**Work required:**
The data must be written out once more, precisely as given.

**Stored data:**
:::

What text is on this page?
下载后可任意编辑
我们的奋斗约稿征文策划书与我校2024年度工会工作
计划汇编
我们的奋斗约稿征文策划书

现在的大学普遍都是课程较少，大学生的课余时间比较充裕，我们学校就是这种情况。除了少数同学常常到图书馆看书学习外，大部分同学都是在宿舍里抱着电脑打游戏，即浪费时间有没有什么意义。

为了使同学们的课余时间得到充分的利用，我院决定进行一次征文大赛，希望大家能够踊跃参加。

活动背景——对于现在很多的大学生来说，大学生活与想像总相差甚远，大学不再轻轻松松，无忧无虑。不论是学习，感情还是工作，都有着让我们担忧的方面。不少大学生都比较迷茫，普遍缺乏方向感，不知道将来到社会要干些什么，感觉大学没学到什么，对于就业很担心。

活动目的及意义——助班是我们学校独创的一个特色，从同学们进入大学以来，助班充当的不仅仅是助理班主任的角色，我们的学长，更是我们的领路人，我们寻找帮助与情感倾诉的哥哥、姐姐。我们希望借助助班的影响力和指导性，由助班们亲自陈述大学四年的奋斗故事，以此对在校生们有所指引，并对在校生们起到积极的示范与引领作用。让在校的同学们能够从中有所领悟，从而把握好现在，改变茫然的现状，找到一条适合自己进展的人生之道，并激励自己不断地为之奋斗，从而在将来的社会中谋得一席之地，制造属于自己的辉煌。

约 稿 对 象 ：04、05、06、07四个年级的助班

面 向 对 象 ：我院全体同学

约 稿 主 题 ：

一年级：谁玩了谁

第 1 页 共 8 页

:::

**Final answer:**
What text is on this page?
下载后可任意编辑
我们的奋斗约稿征文策划书与我校2024年度工会工作
计划汇编
我们的奋斗约稿征文策划书

现在的大学普遍都是课程较少，大学生的课余时间比较充裕，我们学校就是这种情况。除了少数同学常常到图书馆看书学习外，大部分同学都是在宿舍里抱着电脑打游戏，即浪费时间有没有什么意义。

为了使同学们的课余时间得到充分的利用，我院决定进行一次征文大赛，希望大家能够踊跃参加。

活动背景——对于现在很多的大学生来说，大学生活与想像总相差甚远，大学不再轻轻松松，无忧无虑。不论是学习，感情还是工作，都有着让我们担忧的方面。不少大学生都比较迷茫，普遍缺乏方向感，不知道将来到社会要干些什么，感觉大学没学到什么，对于就业很担心。

活动目的及意义——助班是我们学校独创的一个特色，从同学们进入大学以来，助班充当的不仅仅是助理班主任的角色，我们的学长，更是我们的领路人，我们寻找帮助与情感倾诉的哥哥、姐姐。我们希望借助助班的影响力和指导性，由助班们亲自陈述大学四年的奋斗故事，以此对在校生们有所指引，并对在校生们起到积极的示范与引领作用。让在校的同学们能够从中有所领悟，从而把握好现在，改变茫然的现状，找到一条适合自己进展的人生之道，并激励自己不断地为之奋斗，从而在将来的社会中谋得一席之地，制造属于自己的辉煌。

约 稿 对 象 ：04、05、06、07四个年级的助班

面 向 对 象 ：我院全体同学

约 稿 主 题 ：

一年级：谁玩了谁

第 1 页 共 8 页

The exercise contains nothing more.